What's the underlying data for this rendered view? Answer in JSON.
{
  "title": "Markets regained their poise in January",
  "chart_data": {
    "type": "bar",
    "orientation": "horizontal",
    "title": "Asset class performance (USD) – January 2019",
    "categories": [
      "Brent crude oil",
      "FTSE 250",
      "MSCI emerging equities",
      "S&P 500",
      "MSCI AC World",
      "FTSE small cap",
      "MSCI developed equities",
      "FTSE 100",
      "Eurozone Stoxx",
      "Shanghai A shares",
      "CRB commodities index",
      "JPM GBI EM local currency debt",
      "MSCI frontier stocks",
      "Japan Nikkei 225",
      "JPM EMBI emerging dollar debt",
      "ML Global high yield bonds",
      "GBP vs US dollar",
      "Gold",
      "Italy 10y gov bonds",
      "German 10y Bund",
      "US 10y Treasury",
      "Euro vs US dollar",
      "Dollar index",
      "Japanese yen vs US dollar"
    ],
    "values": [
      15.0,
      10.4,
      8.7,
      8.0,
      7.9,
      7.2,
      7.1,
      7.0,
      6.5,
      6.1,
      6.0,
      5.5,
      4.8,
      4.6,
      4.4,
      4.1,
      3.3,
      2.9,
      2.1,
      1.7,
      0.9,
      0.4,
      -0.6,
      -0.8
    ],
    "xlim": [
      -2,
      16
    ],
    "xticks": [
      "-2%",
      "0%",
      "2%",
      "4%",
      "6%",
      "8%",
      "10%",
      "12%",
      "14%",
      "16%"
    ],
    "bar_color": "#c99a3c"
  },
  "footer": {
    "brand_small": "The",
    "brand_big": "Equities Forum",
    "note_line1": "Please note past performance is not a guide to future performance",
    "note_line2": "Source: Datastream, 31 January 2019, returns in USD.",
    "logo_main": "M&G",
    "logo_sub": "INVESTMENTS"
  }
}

What you are asked to do: Retype the whole listing, matching it exactly.

Full solution:
What's the underlying data for this rendered view? Answer in JSON.
{
  "title": "Markets regained their poise in January",
  "chart_data": {
    "type": "bar",
    "orientation": "horizontal",
    "title": "Asset class performance (USD) – January 2019",
    "categories": [
      "Brent crude oil",
      "FTSE 250",
      "MSCI emerging equities",
      "S&P 500",
      "MSCI AC World",
      "FTSE small cap",
      "MSCI developed equities",
      "FTSE 100",
      "Eurozone Stoxx",
      "Shanghai A shares",
      "CRB commodities index",
      "JPM GBI EM local currency debt",
      "MSCI frontier stocks",
      "Japan Nikkei 225",
      "JPM EMBI emerging dollar debt",
      "ML Global high yield bonds",
      "GBP vs US dollar",
      "Gold",
      "Italy 10y gov bonds",
      "German 10y Bund",
      "US 10y Treasury",
      "Euro vs US dollar",
      "Dollar index",
      "Japanese yen vs US dollar"
    ],
    "values": [
      15.0,
      10.4,
      8.7,
      8.0,
      7.9,
      7.2,
      7.1,
      7.0,
      6.5,
      6.1,
      6.0,
      5.5,
      4.8,
      4.6,
      4.4,
      4.1,
      3.3,
      2.9,
      2.1,
      1.7,
      0.9,
      0.4,
      -0.6,
      -0.8
    ],
    "xlim": [
      -2,
      16
    ],
    "xticks": [
      "-2%",
      "0%",
      "2%",
      "4%",
      "6%",
      "8%",
      "10%",
      "12%",
      "14%",
      "16%"
    ],
    "bar_color": "#c99a3c"
  },
  "footer": {
    "brand_small": "The",
    "brand_big": "Equities Forum",
    "note_line1": "Please note past performance is not a guide to future performance",
    "note_line2": "Source: Datastream, 31 January 2019, returns in USD.",
    "logo_main": "M&G",
    "logo_sub": "INVESTMENTS"
  }
}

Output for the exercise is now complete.